### INPUT FOR THIS TASK
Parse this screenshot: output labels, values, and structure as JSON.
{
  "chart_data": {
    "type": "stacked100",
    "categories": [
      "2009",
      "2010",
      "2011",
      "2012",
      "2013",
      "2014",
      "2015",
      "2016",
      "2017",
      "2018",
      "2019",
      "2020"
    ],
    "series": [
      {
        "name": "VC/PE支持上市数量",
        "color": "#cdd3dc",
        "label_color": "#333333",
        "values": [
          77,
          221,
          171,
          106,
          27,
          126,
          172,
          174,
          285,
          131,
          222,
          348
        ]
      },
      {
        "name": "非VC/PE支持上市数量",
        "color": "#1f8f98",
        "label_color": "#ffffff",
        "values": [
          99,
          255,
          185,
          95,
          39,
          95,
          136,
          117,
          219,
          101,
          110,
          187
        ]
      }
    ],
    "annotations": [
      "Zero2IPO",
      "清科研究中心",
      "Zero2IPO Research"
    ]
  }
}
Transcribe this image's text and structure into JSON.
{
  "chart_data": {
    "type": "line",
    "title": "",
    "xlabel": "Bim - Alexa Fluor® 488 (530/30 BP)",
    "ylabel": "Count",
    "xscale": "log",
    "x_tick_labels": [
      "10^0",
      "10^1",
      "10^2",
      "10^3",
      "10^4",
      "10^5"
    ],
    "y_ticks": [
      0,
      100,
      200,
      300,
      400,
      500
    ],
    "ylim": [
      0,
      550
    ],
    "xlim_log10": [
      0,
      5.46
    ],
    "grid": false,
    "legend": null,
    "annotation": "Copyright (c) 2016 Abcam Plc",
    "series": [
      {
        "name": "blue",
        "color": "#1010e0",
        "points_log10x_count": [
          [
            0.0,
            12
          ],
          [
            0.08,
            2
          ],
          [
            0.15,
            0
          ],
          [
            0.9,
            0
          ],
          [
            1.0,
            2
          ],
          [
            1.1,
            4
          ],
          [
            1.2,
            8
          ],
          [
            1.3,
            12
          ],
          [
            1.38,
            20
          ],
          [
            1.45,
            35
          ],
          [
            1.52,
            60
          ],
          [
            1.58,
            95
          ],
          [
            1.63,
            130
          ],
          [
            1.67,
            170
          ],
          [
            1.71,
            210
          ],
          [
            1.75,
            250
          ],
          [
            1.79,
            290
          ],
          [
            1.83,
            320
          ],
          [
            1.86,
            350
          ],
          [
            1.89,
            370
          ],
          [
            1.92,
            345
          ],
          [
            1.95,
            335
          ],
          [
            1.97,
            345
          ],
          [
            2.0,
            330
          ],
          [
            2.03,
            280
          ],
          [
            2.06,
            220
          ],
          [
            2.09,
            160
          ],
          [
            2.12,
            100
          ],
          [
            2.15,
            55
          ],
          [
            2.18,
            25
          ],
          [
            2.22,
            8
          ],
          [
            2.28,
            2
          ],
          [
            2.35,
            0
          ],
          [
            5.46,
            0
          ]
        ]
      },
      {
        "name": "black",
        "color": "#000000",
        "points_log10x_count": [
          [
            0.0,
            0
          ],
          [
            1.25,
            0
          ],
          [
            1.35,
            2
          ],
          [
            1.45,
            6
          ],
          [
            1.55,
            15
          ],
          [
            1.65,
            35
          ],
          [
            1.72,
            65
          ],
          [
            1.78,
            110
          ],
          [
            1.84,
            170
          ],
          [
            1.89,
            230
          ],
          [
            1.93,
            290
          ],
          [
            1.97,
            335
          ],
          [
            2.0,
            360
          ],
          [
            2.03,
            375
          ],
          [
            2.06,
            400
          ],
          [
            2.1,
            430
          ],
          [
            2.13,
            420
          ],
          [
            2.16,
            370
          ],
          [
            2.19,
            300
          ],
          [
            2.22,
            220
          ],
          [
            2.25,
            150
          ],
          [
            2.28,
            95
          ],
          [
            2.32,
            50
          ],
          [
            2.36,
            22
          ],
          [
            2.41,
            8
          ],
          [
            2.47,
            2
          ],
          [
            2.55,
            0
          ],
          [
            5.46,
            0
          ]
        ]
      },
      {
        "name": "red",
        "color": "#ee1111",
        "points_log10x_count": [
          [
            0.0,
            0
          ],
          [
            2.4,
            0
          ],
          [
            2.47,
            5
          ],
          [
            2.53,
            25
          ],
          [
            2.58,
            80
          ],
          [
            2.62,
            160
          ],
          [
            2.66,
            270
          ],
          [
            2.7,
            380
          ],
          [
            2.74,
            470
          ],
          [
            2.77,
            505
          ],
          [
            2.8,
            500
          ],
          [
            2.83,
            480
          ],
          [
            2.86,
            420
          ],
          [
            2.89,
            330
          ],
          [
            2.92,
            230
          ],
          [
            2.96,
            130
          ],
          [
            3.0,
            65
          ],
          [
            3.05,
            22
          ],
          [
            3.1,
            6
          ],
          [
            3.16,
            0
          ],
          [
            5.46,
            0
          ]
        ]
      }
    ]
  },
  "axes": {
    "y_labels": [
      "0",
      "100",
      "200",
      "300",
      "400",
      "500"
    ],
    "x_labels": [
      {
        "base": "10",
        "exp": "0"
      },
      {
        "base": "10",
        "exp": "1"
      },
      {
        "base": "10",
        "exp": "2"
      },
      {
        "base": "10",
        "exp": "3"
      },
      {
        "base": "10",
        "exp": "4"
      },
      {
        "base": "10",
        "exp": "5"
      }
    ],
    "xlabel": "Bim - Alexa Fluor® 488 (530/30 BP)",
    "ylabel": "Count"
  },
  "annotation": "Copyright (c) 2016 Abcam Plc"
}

### PROMPT
Determine how many lines include the word "structure" and report that number by itself.

### PROBLEM SOLUTION
2